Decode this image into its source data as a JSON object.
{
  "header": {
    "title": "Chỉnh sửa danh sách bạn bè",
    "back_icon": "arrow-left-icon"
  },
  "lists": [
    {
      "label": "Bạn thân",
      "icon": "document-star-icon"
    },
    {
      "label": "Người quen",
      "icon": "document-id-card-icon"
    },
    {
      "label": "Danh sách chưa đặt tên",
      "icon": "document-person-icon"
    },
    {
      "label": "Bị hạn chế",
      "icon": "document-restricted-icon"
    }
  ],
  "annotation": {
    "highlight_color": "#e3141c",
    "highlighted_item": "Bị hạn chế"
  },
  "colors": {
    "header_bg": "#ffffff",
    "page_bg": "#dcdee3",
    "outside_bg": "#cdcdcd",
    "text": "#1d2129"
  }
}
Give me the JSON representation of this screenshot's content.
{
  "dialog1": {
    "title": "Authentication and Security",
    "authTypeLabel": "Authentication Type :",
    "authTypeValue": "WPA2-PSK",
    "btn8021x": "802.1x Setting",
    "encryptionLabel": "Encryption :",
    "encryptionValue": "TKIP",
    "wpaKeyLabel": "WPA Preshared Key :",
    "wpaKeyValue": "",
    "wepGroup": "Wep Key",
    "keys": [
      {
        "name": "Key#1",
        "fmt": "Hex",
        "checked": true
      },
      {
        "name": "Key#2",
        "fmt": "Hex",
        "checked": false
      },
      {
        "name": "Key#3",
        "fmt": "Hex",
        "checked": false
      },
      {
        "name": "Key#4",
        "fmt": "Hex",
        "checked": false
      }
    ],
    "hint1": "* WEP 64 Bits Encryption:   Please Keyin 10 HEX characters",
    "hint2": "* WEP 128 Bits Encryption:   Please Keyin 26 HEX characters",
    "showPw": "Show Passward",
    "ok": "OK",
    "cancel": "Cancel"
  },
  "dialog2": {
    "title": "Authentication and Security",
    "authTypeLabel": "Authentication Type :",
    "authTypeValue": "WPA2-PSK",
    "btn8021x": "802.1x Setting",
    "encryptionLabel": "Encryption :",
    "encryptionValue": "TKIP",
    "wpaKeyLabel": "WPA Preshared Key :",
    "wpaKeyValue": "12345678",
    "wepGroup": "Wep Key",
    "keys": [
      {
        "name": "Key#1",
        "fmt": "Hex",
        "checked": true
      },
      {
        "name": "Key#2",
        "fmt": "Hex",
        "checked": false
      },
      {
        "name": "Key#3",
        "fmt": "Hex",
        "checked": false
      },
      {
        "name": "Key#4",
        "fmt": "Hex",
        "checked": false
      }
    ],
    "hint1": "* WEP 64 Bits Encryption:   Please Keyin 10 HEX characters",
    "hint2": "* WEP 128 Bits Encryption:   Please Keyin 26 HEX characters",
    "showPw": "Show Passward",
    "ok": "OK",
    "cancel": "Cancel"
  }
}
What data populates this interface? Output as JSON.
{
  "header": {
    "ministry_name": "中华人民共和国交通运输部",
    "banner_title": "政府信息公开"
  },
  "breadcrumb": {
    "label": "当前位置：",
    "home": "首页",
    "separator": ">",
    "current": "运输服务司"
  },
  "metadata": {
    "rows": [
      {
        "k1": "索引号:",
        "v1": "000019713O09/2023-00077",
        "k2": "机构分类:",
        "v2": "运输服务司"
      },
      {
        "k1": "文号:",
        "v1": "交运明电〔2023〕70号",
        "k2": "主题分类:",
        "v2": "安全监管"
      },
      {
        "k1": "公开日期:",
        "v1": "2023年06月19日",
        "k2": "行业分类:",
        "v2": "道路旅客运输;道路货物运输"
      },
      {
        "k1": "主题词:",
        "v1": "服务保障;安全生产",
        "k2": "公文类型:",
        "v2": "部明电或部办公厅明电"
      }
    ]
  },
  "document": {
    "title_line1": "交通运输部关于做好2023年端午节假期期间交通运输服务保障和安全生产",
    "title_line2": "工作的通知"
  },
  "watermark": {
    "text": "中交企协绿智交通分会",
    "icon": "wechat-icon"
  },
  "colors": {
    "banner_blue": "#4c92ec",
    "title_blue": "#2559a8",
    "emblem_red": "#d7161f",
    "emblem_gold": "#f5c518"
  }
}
★ ★ ★ ★ ★
◆ **Problem requirements**
Reproduce the entries above exactly.

◆ **Exercise response**
Decode this image into its source data as a JSON object.
{
  "header": {
    "title": "Chỉnh sửa danh sách bạn bè",
    "back_icon": "arrow-left-icon"
  },
  "lists": [
    {
      "label": "Bạn thân",
      "icon": "document-star-icon"
    },
    {
      "label": "Người quen",
      "icon": "document-id-card-icon"
    },
    {
      "label": "Danh sách chưa đặt tên",
      "icon": "document-person-icon"
    },
    {
      "label": "Bị hạn chế",
      "icon": "document-restricted-icon"
    }
  ],
  "annotation": {
    "highlight_color": "#e3141c",
    "highlighted_item": "Bị hạn chế"
  },
  "colors": {
    "header_bg": "#ffffff",
    "page_bg": "#dcdee3",
    "outside_bg": "#cdcdcd",
    "text": "#1d2129"
  }
}
Give me the JSON representation of this screenshot's content.
{
  "dialog1": {
    "title": "Authentication and Security",
    "authTypeLabel": "Authentication Type :",
    "authTypeValue": "WPA2-PSK",
    "btn8021x": "802.1x Setting",
    "encryptionLabel": "Encryption :",
    "encryptionValue": "TKIP",
    "wpaKeyLabel": "WPA Preshared Key :",
    "wpaKeyValue": "",
    "wepGroup": "Wep Key",
    "keys": [
      {
        "name": "Key#1",
        "fmt": "Hex",
        "checked": true
      },
      {
        "name": "Key#2",
        "fmt": "Hex",
        "checked": false
      },
      {
        "name": "Key#3",
        "fmt": "Hex",
        "checked": false
      },
      {
        "name": "Key#4",
        "fmt": "Hex",
        "checked": false
      }
    ],
    "hint1": "* WEP 64 Bits Encryption:   Please Keyin 10 HEX characters",
    "hint2": "* WEP 128 Bits Encryption:   Please Keyin 26 HEX characters",
    "showPw": "Show Passward",
    "ok": "OK",
    "cancel": "Cancel"
  },
  "dialog2": {
    "title": "Authentication and Security",
    "authTypeLabel": "Authentication Type :",
    "authTypeValue": "WPA2-PSK",
    "btn8021x": "802.1x Setting",
    "encryptionLabel": "Encryption :",
    "encryptionValue": "TKIP",
    "wpaKeyLabel": "WPA Preshared Key :",
    "wpaKeyValue": "12345678",
    "wepGroup": "Wep Key",
    "keys": [
      {
        "name": "Key#1",
        "fmt": "Hex",
        "checked": true
      },
      {
        "name": "Key#2",
        "fmt": "Hex",
        "checked": false
      },
      {
        "name": "Key#3",
        "fmt": "Hex",
        "checked": false
      },
      {
        "name": "Key#4",
        "fmt": "Hex",
        "checked": false
      }
    ],
    "hint1": "* WEP 64 Bits Encryption:   Please Keyin 10 HEX characters",
    "hint2": "* WEP 128 Bits Encryption:   Please Keyin 26 HEX characters",
    "showPw": "Show Passward",
    "ok": "OK",
    "cancel": "Cancel"
  }
}
What data populates this interface? Output as JSON.
{
  "header": {
    "ministry_name": "中华人民共和国交通运输部",
    "banner_title": "政府信息公开"
  },
  "breadcrumb": {
    "label": "当前位置：",
    "home": "首页",
    "separator": ">",
    "current": "运输服务司"
  },
  "metadata": {
    "rows": [
      {
        "k1": "索引号:",
        "v1": "000019713O09/2023-00077",
        "k2": "机构分类:",
        "v2": "运输服务司"
      },
      {
        "k1": "文号:",
        "v1": "交运明电〔2023〕70号",
        "k2": "主题分类:",
        "v2": "安全监管"
      },
      {
        "k1": "公开日期:",
        "v1": "2023年06月19日",
        "k2": "行业分类:",
        "v2": "道路旅客运输;道路货物运输"
      },
      {
        "k1": "主题词:",
        "v1": "服务保障;安全生产",
        "k2": "公文类型:",
        "v2": "部明电或部办公厅明电"
      }
    ]
  },
  "document": {
    "title_line1": "交通运输部关于做好2023年端午节假期期间交通运输服务保障和安全生产",
    "title_line2": "工作的通知"
  },
  "watermark": {
    "text": "中交企协绿智交通分会",
    "icon": "wechat-icon"
  },
  "colors": {
    "banner_blue": "#4c92ec",
    "title_blue": "#2559a8",
    "emblem_red": "#d7161f",
    "emblem_gold": "#f5c518"
  }
}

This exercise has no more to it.